● Texto apresentado
+ + + +

Organizações ambientalistas criticaram também a presença da Coca-Cola como patrocinadora da cimeira, por ser uma empresa muito poluidora através do plástico. E denunciam com regularidade a destruição de espaços verdes.
Organizações da sociedade civil têm criticado a organização da COP27, que dizem não permitir a realização de manifestações, acusando o Egito de ser uma ditadura.
As manifestações são proibidas no Egito e ativistas têm manifestado preocupações sobre a possibilidade de fazerem ouvir as suas queixas no âmbito da cimeira.
O Egito anunciou que permitirá manifestações em Sharm el-Sheikh mas apenas numa zona reservada para tal e sob vigilância policial. A detenção de ativistas tem sido noticiada ultimamente.
Redução de emissões
As emissões de gases com efeito de estufa, nomeadamente de dióxido de carbono (CO2), em consequência da ação humana têm vindo a aumentar apesar das provas científicas de que provocam o aquecimento do planeta. Na última década as emissões aumentaram 20%.

+ + + +

● Linhas extraídas
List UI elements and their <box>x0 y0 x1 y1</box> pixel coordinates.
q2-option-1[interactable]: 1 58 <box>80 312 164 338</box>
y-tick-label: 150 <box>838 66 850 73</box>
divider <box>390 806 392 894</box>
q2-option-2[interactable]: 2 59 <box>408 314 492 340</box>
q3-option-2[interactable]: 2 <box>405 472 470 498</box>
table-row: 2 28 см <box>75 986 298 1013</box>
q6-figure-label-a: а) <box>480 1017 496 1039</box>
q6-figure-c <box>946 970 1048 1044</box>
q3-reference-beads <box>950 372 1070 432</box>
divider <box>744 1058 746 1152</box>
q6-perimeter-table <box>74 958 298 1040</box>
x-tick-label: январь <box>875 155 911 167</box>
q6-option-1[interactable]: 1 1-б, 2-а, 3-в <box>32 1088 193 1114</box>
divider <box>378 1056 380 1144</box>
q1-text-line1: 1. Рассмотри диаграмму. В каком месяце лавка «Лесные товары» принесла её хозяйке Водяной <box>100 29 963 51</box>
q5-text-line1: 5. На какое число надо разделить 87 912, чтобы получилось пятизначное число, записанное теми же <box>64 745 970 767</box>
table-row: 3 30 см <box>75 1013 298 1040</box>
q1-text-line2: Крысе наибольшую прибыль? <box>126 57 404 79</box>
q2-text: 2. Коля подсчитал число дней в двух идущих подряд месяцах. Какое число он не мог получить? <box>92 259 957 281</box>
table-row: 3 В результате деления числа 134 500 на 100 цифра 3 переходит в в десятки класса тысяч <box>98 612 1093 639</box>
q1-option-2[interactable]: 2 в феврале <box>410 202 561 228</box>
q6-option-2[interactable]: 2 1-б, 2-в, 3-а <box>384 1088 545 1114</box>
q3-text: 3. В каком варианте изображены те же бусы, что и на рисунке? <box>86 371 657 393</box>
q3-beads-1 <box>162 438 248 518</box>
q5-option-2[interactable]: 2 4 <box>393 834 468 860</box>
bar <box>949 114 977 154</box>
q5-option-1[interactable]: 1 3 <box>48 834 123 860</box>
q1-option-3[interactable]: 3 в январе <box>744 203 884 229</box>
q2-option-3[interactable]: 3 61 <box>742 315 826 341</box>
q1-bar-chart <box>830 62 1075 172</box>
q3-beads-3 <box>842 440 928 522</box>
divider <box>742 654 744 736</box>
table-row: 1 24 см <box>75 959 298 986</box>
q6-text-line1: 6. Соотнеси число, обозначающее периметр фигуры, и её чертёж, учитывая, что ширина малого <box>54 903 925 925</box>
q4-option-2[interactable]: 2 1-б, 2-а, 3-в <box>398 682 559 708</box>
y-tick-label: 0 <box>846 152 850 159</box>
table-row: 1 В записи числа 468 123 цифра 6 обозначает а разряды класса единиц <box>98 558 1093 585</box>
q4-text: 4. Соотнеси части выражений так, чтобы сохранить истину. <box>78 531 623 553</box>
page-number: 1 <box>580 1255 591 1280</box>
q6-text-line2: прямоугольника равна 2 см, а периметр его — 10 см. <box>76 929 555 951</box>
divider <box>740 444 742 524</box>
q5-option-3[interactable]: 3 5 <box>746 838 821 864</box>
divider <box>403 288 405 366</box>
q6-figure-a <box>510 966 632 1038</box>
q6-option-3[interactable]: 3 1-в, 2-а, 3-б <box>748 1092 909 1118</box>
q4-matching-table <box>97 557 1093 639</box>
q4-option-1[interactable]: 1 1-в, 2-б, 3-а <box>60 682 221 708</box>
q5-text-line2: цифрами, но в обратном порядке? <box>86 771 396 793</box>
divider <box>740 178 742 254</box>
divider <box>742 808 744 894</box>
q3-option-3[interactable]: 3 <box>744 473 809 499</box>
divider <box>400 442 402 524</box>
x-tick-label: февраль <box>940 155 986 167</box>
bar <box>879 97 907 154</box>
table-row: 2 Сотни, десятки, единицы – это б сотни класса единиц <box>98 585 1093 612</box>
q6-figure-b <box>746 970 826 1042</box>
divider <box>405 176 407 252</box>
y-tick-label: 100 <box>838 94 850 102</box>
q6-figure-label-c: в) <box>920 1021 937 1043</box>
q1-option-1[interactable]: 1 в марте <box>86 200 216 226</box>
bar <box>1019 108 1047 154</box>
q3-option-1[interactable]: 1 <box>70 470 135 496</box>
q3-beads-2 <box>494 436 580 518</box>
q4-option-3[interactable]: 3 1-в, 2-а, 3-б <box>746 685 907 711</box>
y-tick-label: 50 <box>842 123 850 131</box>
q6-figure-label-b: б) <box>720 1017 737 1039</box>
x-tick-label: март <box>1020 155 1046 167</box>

+ + + +

● Exercícios propostos
- a) Reproduza fielmente o trecho do texto sobre a COP27 que começa em "As manifestações são" e termina em "emissões aumentaram 20%.".
- b) Segundo o texto sobre a COP27, quanto aumentaram as emissões na última década?
- c) Que nomes próprios aparecem no texto sobre a COP27? Indique todos, sem repetições.
Responda com base exclusivamente no texto sobre a COP27, sem recorrer às linhas.

● Respostas dadas
- a)
As manifestações são proibidas no Egito e ativistas têm manifestado preocupações sobre a possibilidade de fazerem ouvir as suas queixas no âmbito da cimeira.
O Egito anunciou que permitirá manifestações em Sharm el-Sheikh mas apenas numa zona reservada para tal e sob vigilância policial. A detenção de ativistas tem sido noticiada ultimamente.
Redução de emissões
As emissões de gases com efeito de estufa, nomeadamente de dióxido de carbono (CO2), em consequência da ação humana têm vindo a aumentar apesar das provas científicas de que provocam o aquecimento do planeta. Na última década as emissões aumentaram 20%.

- b) Aumentaram 20%.

- c) Coca-Cola, COP27, Egito, Sharm el-Sheikh